**Item position data**

+--

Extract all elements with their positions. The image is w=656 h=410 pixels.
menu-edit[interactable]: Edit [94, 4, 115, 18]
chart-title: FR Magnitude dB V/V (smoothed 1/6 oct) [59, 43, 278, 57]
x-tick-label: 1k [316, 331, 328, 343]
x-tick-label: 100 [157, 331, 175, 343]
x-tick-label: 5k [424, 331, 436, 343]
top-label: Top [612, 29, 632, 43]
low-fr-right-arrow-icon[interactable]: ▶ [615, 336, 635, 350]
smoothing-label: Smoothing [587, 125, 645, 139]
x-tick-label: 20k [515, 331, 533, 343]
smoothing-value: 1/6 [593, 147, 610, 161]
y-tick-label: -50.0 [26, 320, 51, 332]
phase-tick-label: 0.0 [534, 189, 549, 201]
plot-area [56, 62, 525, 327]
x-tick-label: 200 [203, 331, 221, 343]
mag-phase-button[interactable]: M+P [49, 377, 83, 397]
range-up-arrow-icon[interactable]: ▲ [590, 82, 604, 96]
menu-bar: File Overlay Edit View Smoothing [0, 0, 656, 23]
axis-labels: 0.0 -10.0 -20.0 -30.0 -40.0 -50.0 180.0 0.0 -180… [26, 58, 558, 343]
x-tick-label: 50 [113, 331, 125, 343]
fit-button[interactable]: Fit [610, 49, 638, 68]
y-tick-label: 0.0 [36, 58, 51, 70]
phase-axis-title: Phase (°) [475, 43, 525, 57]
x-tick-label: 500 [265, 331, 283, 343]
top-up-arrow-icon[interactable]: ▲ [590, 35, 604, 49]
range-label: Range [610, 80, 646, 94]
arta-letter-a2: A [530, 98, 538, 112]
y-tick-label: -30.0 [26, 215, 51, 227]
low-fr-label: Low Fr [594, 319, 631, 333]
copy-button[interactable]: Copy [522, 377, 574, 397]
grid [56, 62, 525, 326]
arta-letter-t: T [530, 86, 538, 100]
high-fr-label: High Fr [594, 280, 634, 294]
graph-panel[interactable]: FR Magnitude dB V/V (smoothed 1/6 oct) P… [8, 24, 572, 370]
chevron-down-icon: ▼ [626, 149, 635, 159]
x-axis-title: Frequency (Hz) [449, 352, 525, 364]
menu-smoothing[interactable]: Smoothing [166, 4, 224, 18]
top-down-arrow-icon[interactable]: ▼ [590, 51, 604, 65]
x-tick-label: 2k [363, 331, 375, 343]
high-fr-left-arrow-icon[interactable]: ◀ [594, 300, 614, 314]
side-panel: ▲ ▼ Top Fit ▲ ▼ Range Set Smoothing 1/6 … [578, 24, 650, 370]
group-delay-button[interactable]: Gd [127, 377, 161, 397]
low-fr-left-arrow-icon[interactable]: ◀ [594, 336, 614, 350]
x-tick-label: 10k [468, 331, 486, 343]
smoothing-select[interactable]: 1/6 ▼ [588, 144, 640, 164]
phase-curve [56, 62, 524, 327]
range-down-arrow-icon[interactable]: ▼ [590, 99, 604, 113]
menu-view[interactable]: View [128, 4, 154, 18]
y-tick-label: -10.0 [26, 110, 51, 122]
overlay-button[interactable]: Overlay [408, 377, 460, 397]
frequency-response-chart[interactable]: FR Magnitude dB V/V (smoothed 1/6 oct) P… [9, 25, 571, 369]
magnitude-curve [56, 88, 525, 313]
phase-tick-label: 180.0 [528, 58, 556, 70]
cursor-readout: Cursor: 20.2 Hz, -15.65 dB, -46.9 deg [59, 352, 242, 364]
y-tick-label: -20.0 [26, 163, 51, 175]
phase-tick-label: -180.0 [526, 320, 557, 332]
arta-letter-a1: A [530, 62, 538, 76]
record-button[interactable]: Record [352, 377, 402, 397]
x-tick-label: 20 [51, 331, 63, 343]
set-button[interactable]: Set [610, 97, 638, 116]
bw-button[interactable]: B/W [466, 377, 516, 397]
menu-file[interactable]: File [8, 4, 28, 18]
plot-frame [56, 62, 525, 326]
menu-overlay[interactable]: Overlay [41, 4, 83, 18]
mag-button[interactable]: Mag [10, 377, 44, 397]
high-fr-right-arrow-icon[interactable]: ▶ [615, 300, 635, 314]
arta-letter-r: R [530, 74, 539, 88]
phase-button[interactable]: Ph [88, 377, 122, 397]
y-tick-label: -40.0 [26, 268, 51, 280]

+--

**WORK REQUIRED**
Lay out every line of the data above as a Markdown table with the columns Row and Line, where Row is the line's number and Line is its text. Leave blank lines out.

**TASK SOLUTION**
| Row | Line |
|---|---|
| 1 | Extract all elements with their positions. The image is w=656 h=410 pixels. |
| 2 | menu-edit[interactable]: Edit [94, 4, 115, 18] |
| 3 | chart-title: FR Magnitude dB V/V (smoothed 1/6 oct) [59, 43, 278, 57] |
| 4 | x-tick-label: 1k [316, 331, 328, 343] |
| 5 | x-tick-label: 100 [157, 331, 175, 343] |
| 6 | x-tick-label: 5k [424, 331, 436, 343] |
| 7 | top-label: Top [612, 29, 632, 43] |
| 8 | low-fr-right-arrow-icon[interactable]: ▶ [615, 336, 635, 350] |
| 9 | smoothing-label: Smoothing [587, 125, 645, 139] |
| 10 | x-tick-label: 20k [515, 331, 533, 343] |
| 11 | smoothing-value: 1/6 [593, 147, 610, 161] |
| 12 | y-tick-label: -50.0 [26, 320, 51, 332] |
| 13 | phase-tick-label: 0.0 [534, 189, 549, 201] |
| 14 | plot-area [56, 62, 525, 327] |
| 15 | x-tick-label: 200 [203, 331, 221, 343] |
| 16 | mag-phase-button[interactable]: M+P [49, 377, 83, 397] |
| 17 | range-up-arrow-icon[interactable]: ▲ [590, 82, 604, 96] |
| 18 | menu-bar: File Overlay Edit View Smoothing [0, 0, 656, 23] |
| 19 | axis-labels: 0.0 -10.0 -20.0 -30.0 -40.0 -50.0 180.0 0.0 -180… [26, 58, 558, 343] |
| 20 | x-tick-label: 50 [113, 331, 125, 343] |
| 21 | fit-button[interactable]: Fit [610, 49, 638, 68] |
| 22 | y-tick-label: 0.0 [36, 58, 51, 70] |
| 23 | phase-axis-title: Phase (°) [475, 43, 525, 57] |
| 24 | x-tick-label: 500 [265, 331, 283, 343] |
| 25 | top-up-arrow-icon[interactable]: ▲ [590, 35, 604, 49] |
| 26 | range-label: Range [610, 80, 646, 94] |
| 27 | arta-letter-a2: A [530, 98, 538, 112] |
| 28 | y-tick-label: -30.0 [26, 215, 51, 227] |
| 29 | low-fr-label: Low Fr [594, 319, 631, 333] |
| 30 | copy-button[interactable]: Copy [522, 377, 574, 397] |
| 31 | grid [56, 62, 525, 326] |
| 32 | arta-letter-t: T [530, 86, 538, 100] |
| 33 | high-fr-label: High Fr [594, 280, 634, 294] |
| 34 | graph-panel[interactable]: FR Magnitude dB V/V (smoothed 1/6 oct) P… [8, 24, 572, 370] |
| 35 | chevron-down-icon: ▼ [626, 149, 635, 159] |
| 36 | x-axis-title: Frequency (Hz) [449, 352, 525, 364] |
| 37 | menu-smoothing[interactable]: Smoothing [166, 4, 224, 18] |
| 38 | top-down-arrow-icon[interactable]: ▼ [590, 51, 604, 65] |
| 39 | x-tick-label: 2k [363, 331, 375, 343] |
| 40 | high-fr-left-arrow-icon[interactable]: ◀ [594, 300, 614, 314] |
| 41 | side-panel: ▲ ▼ Top Fit ▲ ▼ Range Set Smoothing 1/6 … [578, 24, 650, 370] |
| 42 | group-delay-button[interactable]: Gd [127, 377, 161, 397] |
| 43 | low-fr-left-arrow-icon[interactable]: ◀ [594, 336, 614, 350] |
| 44 | x-tick-label: 10k [468, 331, 486, 343] |
| 45 | smoothing-select[interactable]: 1/6 ▼ [588, 144, 640, 164] |
| 46 | phase-curve [56, 62, 524, 327] |
| 47 | range-down-arrow-icon[interactable]: ▼ [590, 99, 604, 113] |
| 48 | menu-view[interactable]: View [128, 4, 154, 18] |
| 49 | y-tick-label: -10.0 [26, 110, 51, 122] |
| 50 | overlay-button[interactable]: Overlay [408, 377, 460, 397] |
| 51 | frequency-response-chart[interactable]: FR Magnitude dB V/V (smoothed 1/6 oct) P… [9, 25, 571, 369] |
| 52 | magnitude-curve [56, 88, 525, 313] |
| 53 | phase-tick-label: 180.0 [528, 58, 556, 70] |
| 54 | cursor-readout: Cursor: 20.2 Hz, -15.65 dB, -46.9 deg [59, 352, 242, 364] |
| 55 | y-tick-label: -20.0 [26, 163, 51, 175] |
| 56 | phase-tick-label: -180.0 [526, 320, 557, 332] |
| 57 | arta-letter-a1: A [530, 62, 538, 76] |
| 58 | record-button[interactable]: Record [352, 377, 402, 397] |
| 59 | x-tick-label: 20 [51, 331, 63, 343] |
| 60 | set-button[interactable]: Set [610, 97, 638, 116] |
| 61 | bw-button[interactable]: B/W [466, 377, 516, 397] |
| 62 | menu-file[interactable]: File [8, 4, 28, 18] |
| 63 | plot-frame [56, 62, 525, 326] |
| 64 | menu-overlay[interactable]: Overlay [41, 4, 83, 18] |
| 65 | mag-button[interactable]: Mag [10, 377, 44, 397] |
| 66 | high-fr-right-arrow-icon[interactable]: ▶ [615, 300, 635, 314] |
| 67 | arta-letter-r: R [530, 74, 539, 88] |
| 68 | phase-button[interactable]: Ph [88, 377, 122, 397] |
| 69 | y-tick-label: -40.0 [26, 268, 51, 280] |